> [WRITTEN REQUEST]: Copy down every line where the string "Price" shows up.

> [Stored data]:
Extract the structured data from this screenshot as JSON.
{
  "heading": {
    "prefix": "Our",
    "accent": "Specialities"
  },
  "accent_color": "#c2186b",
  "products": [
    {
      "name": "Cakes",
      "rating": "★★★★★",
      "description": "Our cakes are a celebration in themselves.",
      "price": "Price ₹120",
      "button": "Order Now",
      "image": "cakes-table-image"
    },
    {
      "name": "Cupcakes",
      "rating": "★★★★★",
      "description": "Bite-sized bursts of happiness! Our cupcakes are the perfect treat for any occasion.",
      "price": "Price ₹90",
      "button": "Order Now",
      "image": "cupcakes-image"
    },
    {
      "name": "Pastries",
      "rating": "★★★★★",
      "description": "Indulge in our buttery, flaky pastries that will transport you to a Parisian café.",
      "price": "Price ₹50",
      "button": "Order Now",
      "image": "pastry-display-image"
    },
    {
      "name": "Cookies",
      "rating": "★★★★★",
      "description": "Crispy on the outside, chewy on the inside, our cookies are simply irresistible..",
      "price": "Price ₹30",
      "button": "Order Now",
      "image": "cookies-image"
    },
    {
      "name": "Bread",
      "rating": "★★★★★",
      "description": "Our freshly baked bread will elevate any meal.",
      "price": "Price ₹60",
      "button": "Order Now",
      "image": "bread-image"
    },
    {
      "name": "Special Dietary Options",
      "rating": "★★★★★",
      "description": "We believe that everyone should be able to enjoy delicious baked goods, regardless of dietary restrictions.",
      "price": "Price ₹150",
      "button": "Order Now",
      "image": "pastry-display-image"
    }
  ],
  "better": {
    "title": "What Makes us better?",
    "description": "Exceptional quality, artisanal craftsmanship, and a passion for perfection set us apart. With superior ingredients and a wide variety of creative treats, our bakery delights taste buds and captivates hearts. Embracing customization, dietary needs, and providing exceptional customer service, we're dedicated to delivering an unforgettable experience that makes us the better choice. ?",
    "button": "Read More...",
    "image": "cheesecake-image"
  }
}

> [FINISHED TASK]:
      "price": "Price ₹120",
      "price": "Price ₹90",
      "price": "Price ₹50",
      "price": "Price ₹30",
      "price": "Price ₹60",
      "price": "Price ₹150",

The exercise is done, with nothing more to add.